● **THE PROBLEM**: Find every line of the listing below where "JSON" appears, and copy it.
= = = = =
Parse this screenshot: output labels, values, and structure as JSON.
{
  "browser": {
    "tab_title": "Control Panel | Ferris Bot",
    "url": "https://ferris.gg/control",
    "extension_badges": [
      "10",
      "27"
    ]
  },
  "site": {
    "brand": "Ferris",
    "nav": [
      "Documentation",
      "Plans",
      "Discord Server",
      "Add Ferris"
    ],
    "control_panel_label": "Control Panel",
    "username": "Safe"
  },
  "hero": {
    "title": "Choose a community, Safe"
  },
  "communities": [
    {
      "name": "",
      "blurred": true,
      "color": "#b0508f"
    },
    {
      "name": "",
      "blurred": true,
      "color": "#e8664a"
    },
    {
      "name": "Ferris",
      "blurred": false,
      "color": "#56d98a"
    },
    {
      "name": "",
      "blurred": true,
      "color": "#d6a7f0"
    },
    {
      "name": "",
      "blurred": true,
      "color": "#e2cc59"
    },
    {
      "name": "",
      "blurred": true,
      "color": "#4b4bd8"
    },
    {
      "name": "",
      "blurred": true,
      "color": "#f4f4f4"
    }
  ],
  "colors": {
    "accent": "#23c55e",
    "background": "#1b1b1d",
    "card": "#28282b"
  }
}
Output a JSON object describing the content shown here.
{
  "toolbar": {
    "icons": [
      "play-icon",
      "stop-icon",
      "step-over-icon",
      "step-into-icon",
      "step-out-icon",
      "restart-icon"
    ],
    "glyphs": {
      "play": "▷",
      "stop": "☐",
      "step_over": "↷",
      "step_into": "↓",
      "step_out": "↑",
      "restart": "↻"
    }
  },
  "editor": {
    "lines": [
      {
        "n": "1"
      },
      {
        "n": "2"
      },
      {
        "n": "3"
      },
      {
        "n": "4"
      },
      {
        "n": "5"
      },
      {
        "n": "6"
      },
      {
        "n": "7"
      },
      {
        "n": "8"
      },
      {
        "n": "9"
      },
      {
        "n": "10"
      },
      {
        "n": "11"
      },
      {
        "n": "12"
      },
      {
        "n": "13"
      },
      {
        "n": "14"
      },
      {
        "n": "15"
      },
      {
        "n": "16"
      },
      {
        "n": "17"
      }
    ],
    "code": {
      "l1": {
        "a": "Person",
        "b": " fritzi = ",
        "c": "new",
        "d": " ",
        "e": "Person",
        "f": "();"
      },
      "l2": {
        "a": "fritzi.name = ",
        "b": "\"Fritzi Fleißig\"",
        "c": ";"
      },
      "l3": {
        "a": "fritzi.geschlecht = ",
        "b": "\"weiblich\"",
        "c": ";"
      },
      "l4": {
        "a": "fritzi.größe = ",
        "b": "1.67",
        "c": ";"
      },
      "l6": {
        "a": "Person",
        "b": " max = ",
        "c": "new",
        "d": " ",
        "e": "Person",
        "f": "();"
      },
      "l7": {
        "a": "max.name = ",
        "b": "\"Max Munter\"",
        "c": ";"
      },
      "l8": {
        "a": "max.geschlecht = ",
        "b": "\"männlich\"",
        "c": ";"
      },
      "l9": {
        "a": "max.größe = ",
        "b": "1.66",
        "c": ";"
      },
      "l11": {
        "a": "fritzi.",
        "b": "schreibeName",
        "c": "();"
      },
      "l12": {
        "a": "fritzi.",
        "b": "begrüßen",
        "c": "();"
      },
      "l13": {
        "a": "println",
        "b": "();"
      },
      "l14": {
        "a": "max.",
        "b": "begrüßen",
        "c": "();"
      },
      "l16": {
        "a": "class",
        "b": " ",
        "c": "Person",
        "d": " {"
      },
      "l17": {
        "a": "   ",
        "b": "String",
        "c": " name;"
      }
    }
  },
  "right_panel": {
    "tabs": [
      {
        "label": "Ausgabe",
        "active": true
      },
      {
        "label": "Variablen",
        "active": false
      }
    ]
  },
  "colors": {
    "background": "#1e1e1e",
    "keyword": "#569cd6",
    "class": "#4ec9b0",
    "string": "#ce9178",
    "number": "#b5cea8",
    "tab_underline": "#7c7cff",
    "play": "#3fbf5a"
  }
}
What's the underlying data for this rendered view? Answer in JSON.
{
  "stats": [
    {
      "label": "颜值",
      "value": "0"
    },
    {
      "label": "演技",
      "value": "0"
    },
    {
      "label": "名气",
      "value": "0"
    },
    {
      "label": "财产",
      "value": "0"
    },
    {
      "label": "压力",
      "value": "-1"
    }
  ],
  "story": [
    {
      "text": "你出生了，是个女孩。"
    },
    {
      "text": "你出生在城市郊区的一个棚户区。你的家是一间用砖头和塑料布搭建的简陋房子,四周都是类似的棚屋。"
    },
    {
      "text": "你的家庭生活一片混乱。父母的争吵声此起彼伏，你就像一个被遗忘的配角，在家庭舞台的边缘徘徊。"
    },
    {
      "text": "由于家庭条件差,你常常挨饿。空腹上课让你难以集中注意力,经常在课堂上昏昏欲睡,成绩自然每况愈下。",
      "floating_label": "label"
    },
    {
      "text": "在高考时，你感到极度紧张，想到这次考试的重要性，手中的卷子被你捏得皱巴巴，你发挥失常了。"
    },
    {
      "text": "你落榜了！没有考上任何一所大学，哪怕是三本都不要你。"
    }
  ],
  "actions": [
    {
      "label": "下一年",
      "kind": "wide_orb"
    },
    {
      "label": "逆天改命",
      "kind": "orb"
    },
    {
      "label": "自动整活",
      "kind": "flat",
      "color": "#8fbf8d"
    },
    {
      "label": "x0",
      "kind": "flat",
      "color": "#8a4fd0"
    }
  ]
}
= = = = =
● **TASK RESPONSE**:
Parse this screenshot: output labels, values, and structure as JSON.
Output a JSON object describing the content shown here.
What's the underlying data for this rendered view? Answer in JSON.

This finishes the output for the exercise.